Set problem:
Take each line containing "dasturchilik" and report it exactly as written.

Collected data entries
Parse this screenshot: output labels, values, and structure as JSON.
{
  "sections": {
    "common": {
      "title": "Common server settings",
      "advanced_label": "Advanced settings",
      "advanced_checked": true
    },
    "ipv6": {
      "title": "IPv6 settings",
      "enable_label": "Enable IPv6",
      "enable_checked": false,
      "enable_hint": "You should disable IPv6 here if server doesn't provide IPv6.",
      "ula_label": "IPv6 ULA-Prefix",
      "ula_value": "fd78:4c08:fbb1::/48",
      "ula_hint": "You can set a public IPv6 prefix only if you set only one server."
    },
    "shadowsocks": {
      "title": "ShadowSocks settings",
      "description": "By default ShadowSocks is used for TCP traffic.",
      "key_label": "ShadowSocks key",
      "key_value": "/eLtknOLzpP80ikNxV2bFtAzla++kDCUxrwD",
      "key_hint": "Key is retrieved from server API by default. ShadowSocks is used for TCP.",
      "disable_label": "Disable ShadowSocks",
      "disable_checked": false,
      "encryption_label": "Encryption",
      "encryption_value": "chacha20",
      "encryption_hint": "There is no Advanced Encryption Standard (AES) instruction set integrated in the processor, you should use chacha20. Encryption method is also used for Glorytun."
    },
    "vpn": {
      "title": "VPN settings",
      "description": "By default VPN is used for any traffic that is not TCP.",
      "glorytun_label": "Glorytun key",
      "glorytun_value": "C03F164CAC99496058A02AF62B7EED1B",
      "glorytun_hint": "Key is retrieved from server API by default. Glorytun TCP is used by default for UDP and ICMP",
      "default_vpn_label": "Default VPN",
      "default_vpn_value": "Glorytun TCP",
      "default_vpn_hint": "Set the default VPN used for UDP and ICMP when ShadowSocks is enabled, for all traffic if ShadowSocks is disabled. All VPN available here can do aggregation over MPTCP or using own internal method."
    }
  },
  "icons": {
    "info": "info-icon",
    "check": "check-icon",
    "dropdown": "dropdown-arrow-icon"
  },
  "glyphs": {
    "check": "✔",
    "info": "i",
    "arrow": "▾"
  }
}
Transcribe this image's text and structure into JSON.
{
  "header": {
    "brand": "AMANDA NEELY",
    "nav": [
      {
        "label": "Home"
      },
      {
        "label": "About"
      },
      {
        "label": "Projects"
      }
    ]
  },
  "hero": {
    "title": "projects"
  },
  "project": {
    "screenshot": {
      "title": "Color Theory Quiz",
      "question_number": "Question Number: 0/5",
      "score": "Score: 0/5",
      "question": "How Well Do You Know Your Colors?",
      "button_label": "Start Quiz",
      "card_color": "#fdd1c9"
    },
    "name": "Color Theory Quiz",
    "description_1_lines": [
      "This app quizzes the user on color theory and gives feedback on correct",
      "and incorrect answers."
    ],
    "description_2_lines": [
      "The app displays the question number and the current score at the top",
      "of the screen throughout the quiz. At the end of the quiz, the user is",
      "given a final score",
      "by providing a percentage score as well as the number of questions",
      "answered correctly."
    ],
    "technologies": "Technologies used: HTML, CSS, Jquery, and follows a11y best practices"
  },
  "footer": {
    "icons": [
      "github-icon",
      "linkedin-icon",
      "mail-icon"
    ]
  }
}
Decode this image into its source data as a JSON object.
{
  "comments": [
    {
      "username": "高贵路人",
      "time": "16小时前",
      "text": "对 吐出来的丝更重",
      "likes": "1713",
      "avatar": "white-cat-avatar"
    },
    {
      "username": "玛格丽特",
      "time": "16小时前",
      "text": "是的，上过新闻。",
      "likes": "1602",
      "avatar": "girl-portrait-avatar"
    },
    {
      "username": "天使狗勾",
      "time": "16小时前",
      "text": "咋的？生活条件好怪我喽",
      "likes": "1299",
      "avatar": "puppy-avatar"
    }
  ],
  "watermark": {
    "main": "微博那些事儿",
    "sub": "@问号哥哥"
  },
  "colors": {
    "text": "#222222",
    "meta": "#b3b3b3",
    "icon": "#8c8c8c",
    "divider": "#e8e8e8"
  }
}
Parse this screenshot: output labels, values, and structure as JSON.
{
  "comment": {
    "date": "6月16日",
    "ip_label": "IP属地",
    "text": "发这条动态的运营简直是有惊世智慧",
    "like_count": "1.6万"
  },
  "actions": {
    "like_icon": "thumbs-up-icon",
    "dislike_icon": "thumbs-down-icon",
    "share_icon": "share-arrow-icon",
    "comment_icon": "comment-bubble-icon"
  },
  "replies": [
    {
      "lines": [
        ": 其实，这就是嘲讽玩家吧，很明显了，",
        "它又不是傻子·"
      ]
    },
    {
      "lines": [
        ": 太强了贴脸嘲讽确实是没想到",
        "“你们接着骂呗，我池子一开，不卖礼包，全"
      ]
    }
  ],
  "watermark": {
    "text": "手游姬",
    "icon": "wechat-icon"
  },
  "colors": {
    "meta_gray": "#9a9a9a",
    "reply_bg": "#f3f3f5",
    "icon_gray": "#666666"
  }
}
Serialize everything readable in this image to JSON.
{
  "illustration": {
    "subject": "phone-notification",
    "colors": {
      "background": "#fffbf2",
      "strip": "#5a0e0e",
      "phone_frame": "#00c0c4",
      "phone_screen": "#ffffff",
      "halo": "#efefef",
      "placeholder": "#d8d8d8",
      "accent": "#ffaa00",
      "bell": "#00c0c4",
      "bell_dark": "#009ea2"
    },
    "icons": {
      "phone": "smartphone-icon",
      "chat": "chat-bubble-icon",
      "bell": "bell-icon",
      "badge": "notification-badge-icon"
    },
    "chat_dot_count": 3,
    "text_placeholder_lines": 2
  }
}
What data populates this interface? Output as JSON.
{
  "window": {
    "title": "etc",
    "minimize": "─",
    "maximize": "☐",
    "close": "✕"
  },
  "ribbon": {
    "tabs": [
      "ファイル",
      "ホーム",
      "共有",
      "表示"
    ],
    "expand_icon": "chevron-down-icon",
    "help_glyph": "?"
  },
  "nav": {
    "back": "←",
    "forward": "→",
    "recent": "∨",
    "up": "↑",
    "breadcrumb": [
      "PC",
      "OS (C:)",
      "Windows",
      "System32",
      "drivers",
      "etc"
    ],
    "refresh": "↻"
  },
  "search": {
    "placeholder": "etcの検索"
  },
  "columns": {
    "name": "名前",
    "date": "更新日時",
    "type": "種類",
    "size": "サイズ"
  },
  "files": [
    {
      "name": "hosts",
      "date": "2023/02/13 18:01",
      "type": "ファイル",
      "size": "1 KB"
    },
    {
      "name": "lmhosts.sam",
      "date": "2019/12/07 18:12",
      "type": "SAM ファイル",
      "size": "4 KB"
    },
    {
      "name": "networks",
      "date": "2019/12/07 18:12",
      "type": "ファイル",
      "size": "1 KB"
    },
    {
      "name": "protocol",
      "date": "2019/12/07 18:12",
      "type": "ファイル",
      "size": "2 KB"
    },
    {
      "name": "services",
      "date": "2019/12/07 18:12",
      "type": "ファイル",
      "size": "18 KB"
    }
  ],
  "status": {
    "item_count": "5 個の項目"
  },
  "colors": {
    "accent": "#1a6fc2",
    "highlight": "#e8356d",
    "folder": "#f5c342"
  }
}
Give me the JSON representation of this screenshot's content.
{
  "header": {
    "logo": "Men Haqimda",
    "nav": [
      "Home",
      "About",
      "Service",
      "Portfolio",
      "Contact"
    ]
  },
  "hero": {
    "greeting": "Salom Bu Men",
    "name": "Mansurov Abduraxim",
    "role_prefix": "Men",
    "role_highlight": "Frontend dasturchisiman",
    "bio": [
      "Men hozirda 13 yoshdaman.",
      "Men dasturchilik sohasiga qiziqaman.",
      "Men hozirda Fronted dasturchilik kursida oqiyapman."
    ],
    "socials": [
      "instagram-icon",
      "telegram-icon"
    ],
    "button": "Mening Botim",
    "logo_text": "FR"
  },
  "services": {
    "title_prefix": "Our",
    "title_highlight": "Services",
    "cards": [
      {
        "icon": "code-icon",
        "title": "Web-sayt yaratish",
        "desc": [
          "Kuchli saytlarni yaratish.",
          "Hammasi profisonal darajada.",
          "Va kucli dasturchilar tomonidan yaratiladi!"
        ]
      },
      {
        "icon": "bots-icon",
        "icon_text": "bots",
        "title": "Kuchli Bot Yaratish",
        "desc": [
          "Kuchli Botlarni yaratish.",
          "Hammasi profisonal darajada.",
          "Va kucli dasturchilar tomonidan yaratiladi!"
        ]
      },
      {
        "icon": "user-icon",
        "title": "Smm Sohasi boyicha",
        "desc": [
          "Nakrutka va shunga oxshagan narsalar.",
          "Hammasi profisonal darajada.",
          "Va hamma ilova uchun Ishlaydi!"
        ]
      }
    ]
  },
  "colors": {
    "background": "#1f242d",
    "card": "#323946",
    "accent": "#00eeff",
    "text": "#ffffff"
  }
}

The completed task:
      "Men dasturchilik sohasiga qiziqaman.",
      "Men hozirda Fronted dasturchilik kursida oqiyapman."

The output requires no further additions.